:: Input data ::
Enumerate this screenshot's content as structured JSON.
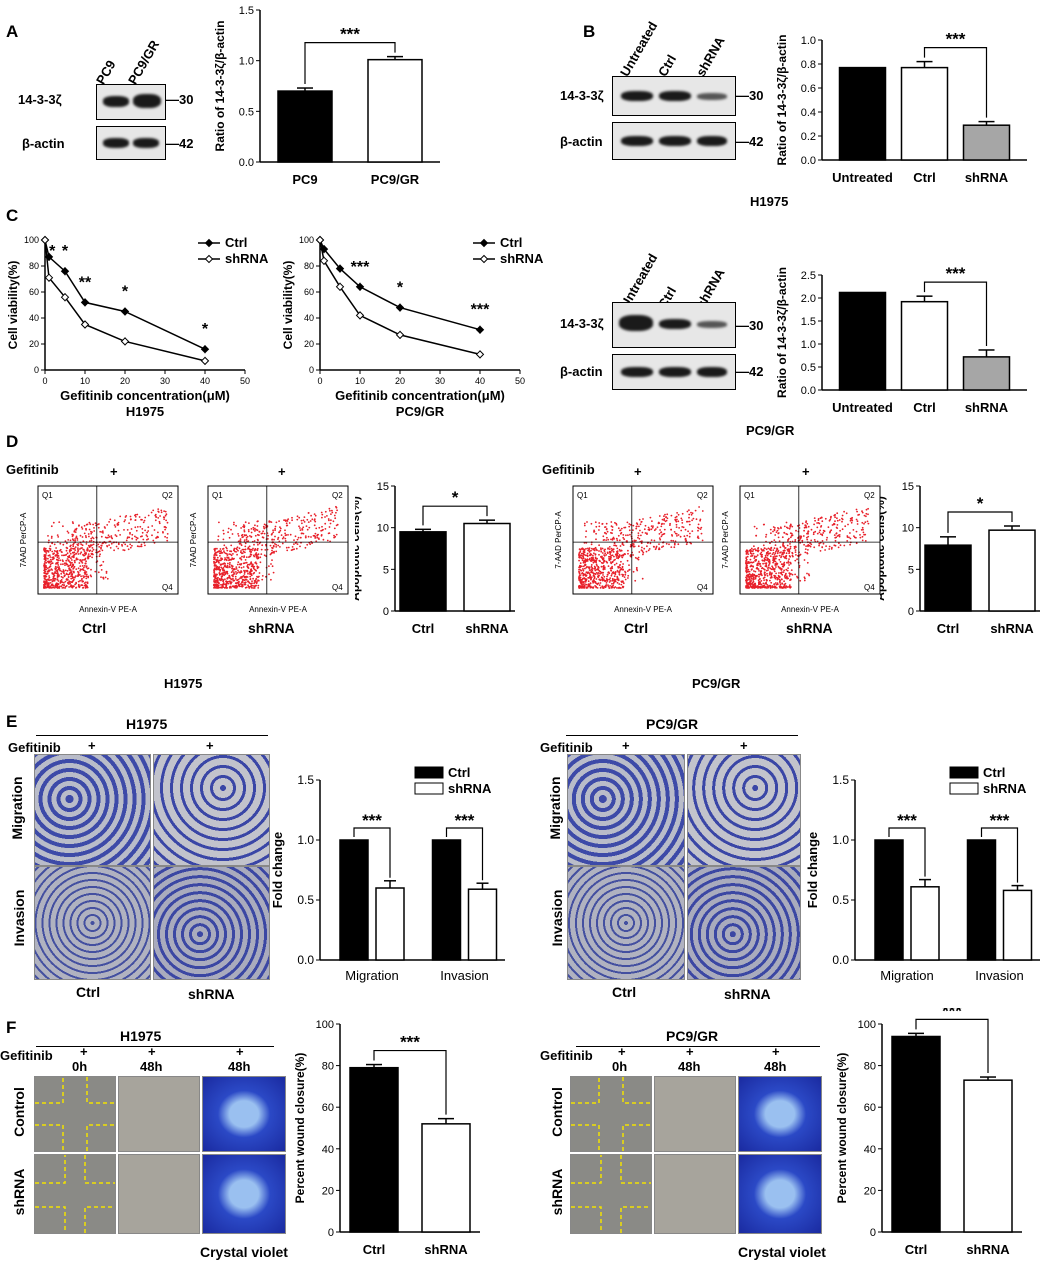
{
  "panels": {
    "A": {
      "label": "A",
      "lanes": [
        "PC9",
        "PC9/GR"
      ],
      "rows": [
        "14-3-3ζ",
        "β-actin"
      ],
      "kda": [
        "30",
        "42"
      ],
      "chart": {
        "ylabel": "Ratio of 14-3-3ζ/β-actin",
        "categories": [
          "PC9",
          "PC9/GR"
        ],
        "values": [
          0.7,
          1.01
        ],
        "errors": [
          0.03,
          0.03
        ],
        "ylim": [
          0,
          1.5
        ],
        "yticks": [
          "0.0",
          "0.5",
          "1.0",
          "1.5"
        ],
        "sig": "***",
        "fills": [
          "#000000",
          "#ffffff"
        ]
      }
    },
    "B": {
      "label": "B",
      "lanes": [
        "Untreated",
        "Ctrl",
        "shRNA"
      ],
      "rows": [
        "14-3-3ζ",
        "β-actin"
      ],
      "kda": [
        "30",
        "42"
      ],
      "cell": "H1975",
      "chart": {
        "ylabel": "Ratio of 14-3-3ζ/β-actin",
        "categories": [
          "Untreated",
          "Ctrl",
          "shRNA"
        ],
        "values": [
          0.77,
          0.77,
          0.29
        ],
        "errors": [
          0,
          0.05,
          0.03
        ],
        "ylim": [
          0,
          1.0
        ],
        "yticks": [
          "0.0",
          "0.2",
          "0.4",
          "0.6",
          "0.8",
          "1.0"
        ],
        "sig": "***",
        "fills": [
          "#000000",
          "#ffffff",
          "#a6a6a6"
        ]
      }
    },
    "C": {
      "label": "C",
      "viability": [
        {
          "cell": "H1975",
          "xlabel": "Gefitinib concentration(μM)",
          "ylabel": "Cell viability(%)",
          "legend": [
            "Ctrl",
            "shRNA"
          ],
          "sig": [
            "*",
            "*",
            "**",
            "*",
            "*"
          ]
        },
        {
          "cell": "PC9/GR",
          "xlabel": "Gefitinib concentration(μM)",
          "ylabel": "Cell viability(%)",
          "legend": [
            "Ctrl",
            "shRNA"
          ],
          "sig": [
            "***",
            "*",
            "***"
          ]
        }
      ],
      "blot": {
        "lanes": [
          "Untreated",
          "Ctrl",
          "shRNA"
        ],
        "rows": [
          "14-3-3ζ",
          "β-actin"
        ],
        "kda": [
          "30",
          "42"
        ],
        "cell": "PC9/GR"
      },
      "chart": {
        "ylabel": "Ratio of 14-3-3ζ/β-actin",
        "categories": [
          "Untreated",
          "Ctrl",
          "shRNA"
        ],
        "values": [
          2.12,
          1.92,
          0.72
        ],
        "errors": [
          0,
          0.12,
          0.15
        ],
        "ylim": [
          0,
          2.5
        ],
        "yticks": [
          "0.0",
          "0.5",
          "1.0",
          "1.5",
          "2.0",
          "2.5"
        ],
        "sig": "***",
        "fills": [
          "#000000",
          "#ffffff",
          "#a6a6a6"
        ]
      }
    },
    "D": {
      "label": "D",
      "gefitinib": "Gefitinib",
      "plus": "+",
      "groups": [
        {
          "cell": "H1975",
          "plots": [
            "Ctrl",
            "shRNA"
          ],
          "ylabel_axis": "7AAD PerCP-A",
          "xlabel_axis": "Annexin-V PE-A",
          "quads": [
            "Q1",
            "Q2",
            "Q4"
          ],
          "chart": {
            "ylabel": "Apoptotic cells(%)",
            "categories": [
              "Ctrl",
              "shRNA"
            ],
            "values": [
              9.5,
              10.5
            ],
            "errors": [
              0.3,
              0.4
            ],
            "ylim": [
              0,
              15
            ],
            "yticks": [
              "0",
              "5",
              "10",
              "15"
            ],
            "sig": "*",
            "fills": [
              "#000000",
              "#ffffff"
            ]
          }
        },
        {
          "cell": "PC9/GR",
          "plots": [
            "Ctrl",
            "shRNA"
          ],
          "ylabel_axis": "7-AAD PerCP-A",
          "xlabel_axis": "Annexin-V PE-A",
          "quads": [
            "Q1",
            "Q2",
            "Q4"
          ],
          "chart": {
            "ylabel": "Apoptotic cells(%)",
            "categories": [
              "Ctrl",
              "shRNA"
            ],
            "values": [
              7.9,
              9.7
            ],
            "errors": [
              1.0,
              0.5
            ],
            "ylim": [
              0,
              15
            ],
            "yticks": [
              "0",
              "5",
              "10",
              "15"
            ],
            "sig": "*",
            "fills": [
              "#000000",
              "#ffffff"
            ]
          }
        }
      ]
    },
    "E": {
      "label": "E",
      "gefitinib": "Gefitinib",
      "plus": "+",
      "rows": [
        "Migration",
        "Invasion"
      ],
      "cols": [
        "Ctrl",
        "shRNA"
      ],
      "groups": [
        {
          "cell": "H1975",
          "chart": {
            "ylabel": "Fold change",
            "categories": [
              "Migration",
              "Invasion"
            ],
            "legend": [
              "Ctrl",
              "shRNA"
            ],
            "series": [
              {
                "name": "Ctrl",
                "values": [
                  1.0,
                  1.0
                ]
              },
              {
                "name": "shRNA",
                "values": [
                  0.6,
                  0.59
                ]
              }
            ],
            "errors": [
              0.06,
              0.05
            ],
            "ylim": [
              0,
              1.5
            ],
            "yticks": [
              "0.0",
              "0.5",
              "1.0",
              "1.5"
            ],
            "sig": [
              "***",
              "***"
            ]
          }
        },
        {
          "cell": "PC9/GR",
          "chart": {
            "ylabel": "Fold change",
            "categories": [
              "Migration",
              "Invasion"
            ],
            "legend": [
              "Ctrl",
              "shRNA"
            ],
            "series": [
              {
                "name": "Ctrl",
                "values": [
                  1.0,
                  1.0
                ]
              },
              {
                "name": "shRNA",
                "values": [
                  0.61,
                  0.58
                ]
              }
            ],
            "errors": [
              0.06,
              0.04
            ],
            "ylim": [
              0,
              1.5
            ],
            "yticks": [
              "0.0",
              "0.5",
              "1.0",
              "1.5"
            ],
            "sig": [
              "***",
              "***"
            ]
          }
        }
      ]
    },
    "F": {
      "label": "F",
      "gefitinib": "Gefitinib",
      "plus": "+",
      "times": [
        "0h",
        "48h",
        "48h"
      ],
      "rows": [
        "Control",
        "shRNA"
      ],
      "crystal": "Crystal violet",
      "groups": [
        {
          "cell": "H1975",
          "chart": {
            "ylabel": "Percent wound closure(%)",
            "categories": [
              "Ctrl",
              "shRNA"
            ],
            "values": [
              79,
              52
            ],
            "errors": [
              1.5,
              2.5
            ],
            "ylim": [
              0,
              100
            ],
            "yticks": [
              "0",
              "20",
              "40",
              "60",
              "80",
              "100"
            ],
            "sig": "***",
            "fills": [
              "#000000",
              "#ffffff"
            ]
          }
        },
        {
          "cell": "PC9/GR",
          "chart": {
            "ylabel": "Percent wound closure(%)",
            "categories": [
              "Ctrl",
              "shRNA"
            ],
            "values": [
              94,
              73
            ],
            "errors": [
              1.5,
              1.5
            ],
            "ylim": [
              0,
              100
            ],
            "yticks": [
              "0",
              "20",
              "40",
              "60",
              "80",
              "100"
            ],
            "sig": "***",
            "fills": [
              "#000000",
              "#ffffff"
            ]
          }
        }
      ]
    }
  },
  "chart_data": [
    {
      "type": "bar",
      "categories": [
        "PC9",
        "PC9/GR"
      ],
      "values": [
        0.7,
        1.01
      ],
      "ylabel": "Ratio of 14-3-3ζ/β-actin",
      "ylim": [
        0,
        1.5
      ]
    },
    {
      "type": "bar",
      "categories": [
        "Untreated",
        "Ctrl",
        "shRNA"
      ],
      "values": [
        0.77,
        0.77,
        0.29
      ],
      "ylabel": "Ratio of 14-3-3ζ/β-actin",
      "xlabel": "H1975",
      "ylim": [
        0,
        1.0
      ]
    },
    {
      "type": "line",
      "x": [
        0,
        1,
        5,
        10,
        20,
        40
      ],
      "series": [
        {
          "name": "Ctrl",
          "values": [
            100,
            87,
            76,
            52,
            45,
            16
          ]
        },
        {
          "name": "shRNA",
          "values": [
            100,
            71,
            56,
            35,
            22,
            7
          ]
        }
      ],
      "xlabel": "Gefitinib concentration(μM)",
      "ylabel": "Cell viability(%)",
      "title": "H1975",
      "ylim": [
        0,
        100
      ]
    },
    {
      "type": "line",
      "x": [
        0,
        1,
        5,
        10,
        20,
        40
      ],
      "series": [
        {
          "name": "Ctrl",
          "values": [
            100,
            93,
            78,
            64,
            48,
            31
          ]
        },
        {
          "name": "shRNA",
          "values": [
            100,
            84,
            64,
            42,
            27,
            12
          ]
        }
      ],
      "xlabel": "Gefitinib concentration(μM)",
      "ylabel": "Cell viability(%)",
      "title": "PC9/GR",
      "ylim": [
        0,
        100
      ]
    },
    {
      "type": "bar",
      "categories": [
        "Untreated",
        "Ctrl",
        "shRNA"
      ],
      "values": [
        2.12,
        1.92,
        0.72
      ],
      "ylabel": "Ratio of 14-3-3ζ/β-actin",
      "xlabel": "PC9/GR",
      "ylim": [
        0,
        2.5
      ]
    },
    {
      "type": "bar",
      "categories": [
        "Ctrl",
        "shRNA"
      ],
      "values": [
        9.5,
        10.5
      ],
      "ylabel": "Apoptotic cells(%)",
      "ylim": [
        0,
        15
      ]
    },
    {
      "type": "bar",
      "categories": [
        "Ctrl",
        "shRNA"
      ],
      "values": [
        7.9,
        9.7
      ],
      "ylabel": "Apoptotic cells(%)",
      "ylim": [
        0,
        15
      ]
    },
    {
      "type": "bar",
      "categories": [
        "Migration",
        "Invasion"
      ],
      "series": [
        {
          "name": "Ctrl",
          "values": [
            1.0,
            1.0
          ]
        },
        {
          "name": "shRNA",
          "values": [
            0.6,
            0.59
          ]
        }
      ],
      "ylabel": "Fold change",
      "ylim": [
        0,
        1.5
      ]
    },
    {
      "type": "bar",
      "categories": [
        "Migration",
        "Invasion"
      ],
      "series": [
        {
          "name": "Ctrl",
          "values": [
            1.0,
            1.0
          ]
        },
        {
          "name": "shRNA",
          "values": [
            0.61,
            0.58
          ]
        }
      ],
      "ylabel": "Fold change",
      "ylim": [
        0,
        1.5
      ]
    },
    {
      "type": "bar",
      "categories": [
        "Ctrl",
        "shRNA"
      ],
      "values": [
        79,
        52
      ],
      "ylabel": "Percent wound closure(%)",
      "ylim": [
        0,
        100
      ]
    },
    {
      "type": "bar",
      "categories": [
        "Ctrl",
        "shRNA"
      ],
      "values": [
        94,
        73
      ],
      "ylabel": "Percent wound closure(%)",
      "ylim": [
        0,
        100
      ]
    }
  ]
}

:: What is expected ::
Reproduce each line of the material in which the string "PerCP" occurs.

:: Response below ::
          "ylabel_axis": "7AAD PerCP-A",
          "ylabel_axis": "7-AAD PerCP-A",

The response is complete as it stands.